**RECORDED INFORMATION:**
┏━━

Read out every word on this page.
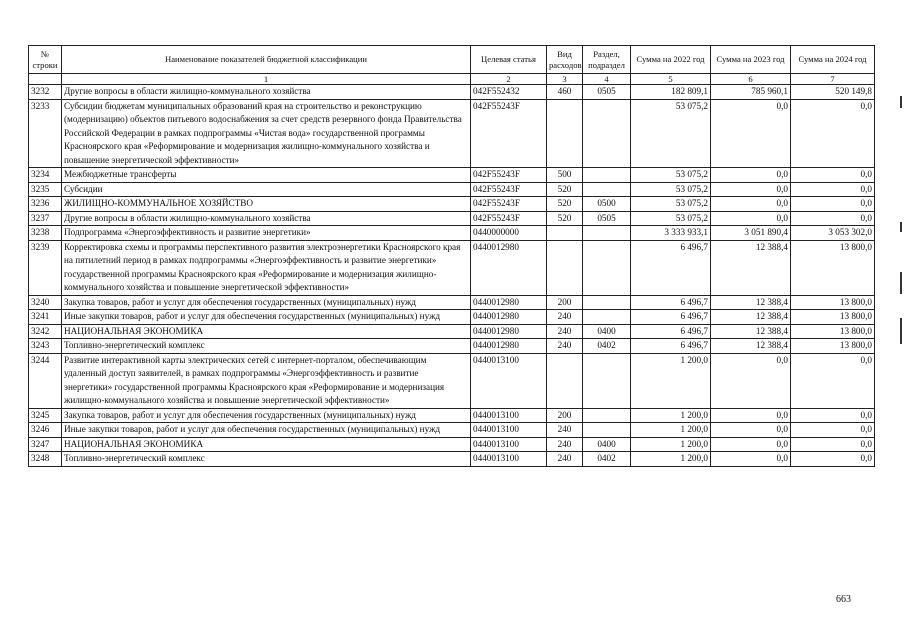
№ строки	Наименование показателей бюджетной классификации	Целевая статья	Вид расходов	Раздел, подраздел	Сумма на 2022 год	Сумма на 2023 год	Сумма на 2024 год
	1	2	3	4	5	6	7
3232	Другие вопросы в области жилищно-коммунального хозяйства	042F552432	460	0505	182 809,1	785 960,1	520 149,8
3233	Субсидии бюджетам муниципальных образований края на строительство и реконструкцию (модернизацию) объектов питьевого водоснабжения за счет средств резервного фонда Правительства Российской Федерации в рамках подпрограммы «Чистая вода» государственной программы Красноярского края «Реформирование и модернизация жилищно-коммунального хозяйства и повышение энергетической эффективности»	042F55243F			53 075,2	0,0	0,0
3234	Межбюджетные трансферты	042F55243F	500		53 075,2	0,0	0,0
3235	Субсидии	042F55243F	520		53 075,2	0,0	0,0
3236	ЖИЛИЩНО-КОММУНАЛЬНОЕ ХОЗЯЙСТВО	042F55243F	520	0500	53 075,2	0,0	0,0
3237	Другие вопросы в области жилищно-коммунального хозяйства	042F55243F	520	0505	53 075,2	0,0	0,0
3238	Подпрограмма «Энергоэффективность и развитие энергетики»	0440000000			3 333 933,1	3 051 890,4	3 053 302,0
3239	Корректировка схемы и программы перспективного развития электроэнергетики Красноярского края на пятилетний период в рамках подпрограммы «Энергоэффективность и развитие энергетики» государственной программы Красноярского края «Реформирование и модернизация жилищно-коммунального хозяйства и повышение энергетической эффективности»	0440012980			6 496,7	12 388,4	13 800,0
3240	Закупка товаров, работ и услуг для обеспечения государственных (муниципальных) нужд	0440012980	200		6 496,7	12 388,4	13 800,0
3241	Иные закупки товаров, работ и услуг для обеспечения государственных (муниципальных) нужд	0440012980	240		6 496,7	12 388,4	13 800,0
3242	НАЦИОНАЛЬНАЯ ЭКОНОМИКА	0440012980	240	0400	6 496,7	12 388,4	13 800,0
3243	Топливно-энергетический комплекс	0440012980	240	0402	6 496,7	12 388,4	13 800,0
3244	Развитие интерактивной карты электрических сетей с интернет-порталом, обеспечивающим удаленный доступ заявителей, в рамках подпрограммы «Энергоэффективность и развитие энергетики» государственной программы Красноярского края «Реформирование и модернизация жилищно-коммунального хозяйства и повышение энергетической эффективности»	0440013100			1 200,0	0,0	0,0
3245	Закупка товаров, работ и услуг для обеспечения государственных (муниципальных) нужд	0440013100	200		1 200,0	0,0	0,0
3246	Иные закупки товаров, работ и услуг для обеспечения государственных (муниципальных) нужд	0440013100	240		1 200,0	0,0	0,0
3247	НАЦИОНАЛЬНАЯ ЭКОНОМИКА	0440013100	240	0400	1 200,0	0,0	0,0
3248	Топливно-энергетический комплекс	0440013100	240	0402	1 200,0	0,0	0,0
663
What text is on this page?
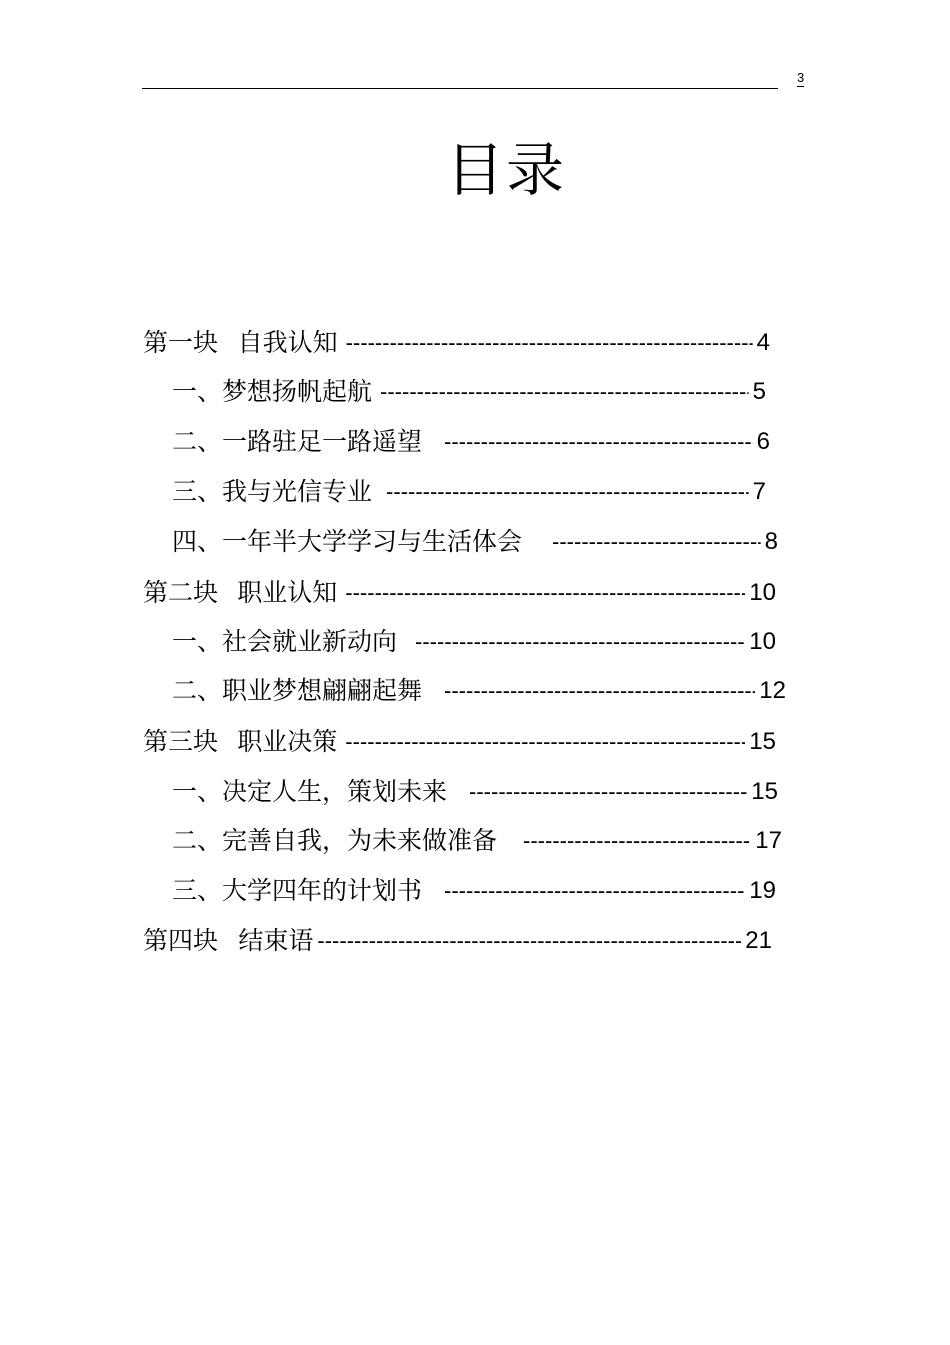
3
目录
第一块 自我认知 -----	4
一、梦想扬帆起航 -----	5
二、一路驻足一路遥望 -----	6
三、我与光信专业 -----	7
四、一年半大学学习与生活体会 -----	8
第二块 职业认知 -----	10
一、社会就业新动向 -----	10
二、职业梦想翩翩起舞 -----	12
第三块 职业决策 -----	15
一、决定人生，策划未来 -----	15
二、完善自我，为未来做准备 -----	17
三、大学四年的计划书 -----	19
第四块 结束语 -----	21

┗━━

Go through the material and select each line with the string "Закупка" in it.

**OUTPUT FOR THIS EXERCISE:**
3240	Закупка товаров, работ и услуг для обеспечения государственных (муниципальных) нужд	0440012980	200		6 496,7	12 388,4	13 800,0
3245	Закупка товаров, работ и услуг для обеспечения государственных (муниципальных) нужд	0440013100	200		1 200,0	0,0	0,0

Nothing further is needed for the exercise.